-- Start of INFORMATION SHOWN --

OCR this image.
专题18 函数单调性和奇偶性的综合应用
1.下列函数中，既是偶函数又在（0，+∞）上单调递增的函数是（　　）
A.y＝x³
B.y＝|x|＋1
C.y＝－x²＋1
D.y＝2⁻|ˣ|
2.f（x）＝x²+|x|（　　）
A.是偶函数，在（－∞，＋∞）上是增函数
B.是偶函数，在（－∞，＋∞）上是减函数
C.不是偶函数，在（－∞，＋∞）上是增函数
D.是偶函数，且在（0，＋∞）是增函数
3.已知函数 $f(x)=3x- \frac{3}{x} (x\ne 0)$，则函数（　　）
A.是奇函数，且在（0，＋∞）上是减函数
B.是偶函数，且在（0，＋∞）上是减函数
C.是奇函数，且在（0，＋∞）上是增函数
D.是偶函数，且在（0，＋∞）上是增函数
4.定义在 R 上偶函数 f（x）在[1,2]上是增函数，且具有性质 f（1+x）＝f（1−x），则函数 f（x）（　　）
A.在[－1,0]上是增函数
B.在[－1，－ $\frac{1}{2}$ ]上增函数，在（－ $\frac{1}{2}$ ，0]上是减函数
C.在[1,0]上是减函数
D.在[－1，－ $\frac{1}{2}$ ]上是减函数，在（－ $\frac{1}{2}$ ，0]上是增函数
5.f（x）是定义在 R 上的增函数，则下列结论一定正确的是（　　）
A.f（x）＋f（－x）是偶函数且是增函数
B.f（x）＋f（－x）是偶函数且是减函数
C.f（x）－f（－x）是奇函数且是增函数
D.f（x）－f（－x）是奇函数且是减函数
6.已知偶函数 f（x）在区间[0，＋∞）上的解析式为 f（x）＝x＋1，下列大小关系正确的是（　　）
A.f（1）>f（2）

-- End of INFORMATION SHOWN --

Provide an exact reproduction of all the entries shown above.

• _EXPECTED ANSWER_:
OCR this image.
专题18 函数单调性和奇偶性的综合应用
1.下列函数中，既是偶函数又在（0，+∞）上单调递增的函数是（　　）
A.y＝x³
B.y＝|x|＋1
C.y＝－x²＋1
D.y＝2⁻|ˣ|
2.f（x）＝x²+|x|（　　）
A.是偶函数，在（－∞，＋∞）上是增函数
B.是偶函数，在（－∞，＋∞）上是减函数
C.不是偶函数，在（－∞，＋∞）上是增函数
D.是偶函数，且在（0，＋∞）是增函数
3.已知函数 $f(x)=3x- \frac{3}{x} (x\ne 0)$，则函数（　　）
A.是奇函数，且在（0，＋∞）上是减函数
B.是偶函数，且在（0，＋∞）上是减函数
C.是奇函数，且在（0，＋∞）上是增函数
D.是偶函数，且在（0，＋∞）上是增函数
4.定义在 R 上偶函数 f（x）在[1,2]上是增函数，且具有性质 f（1+x）＝f（1−x），则函数 f（x）（　　）
A.在[－1,0]上是增函数
B.在[－1，－ $\frac{1}{2}$ ]上增函数，在（－ $\frac{1}{2}$ ，0]上是减函数
C.在[1,0]上是减函数
D.在[－1，－ $\frac{1}{2}$ ]上是减函数，在（－ $\frac{1}{2}$ ，0]上是增函数
5.f（x）是定义在 R 上的增函数，则下列结论一定正确的是（　　）
A.f（x）＋f（－x）是偶函数且是增函数
B.f（x）＋f（－x）是偶函数且是减函数
C.f（x）－f（－x）是奇函数且是增函数
D.f（x）－f（－x）是奇函数且是减函数
6.已知偶函数 f（x）在区间[0，＋∞）上的解析式为 f（x）＝x＋1，下列大小关系正确的是（　　）
A.f（1）>f（2）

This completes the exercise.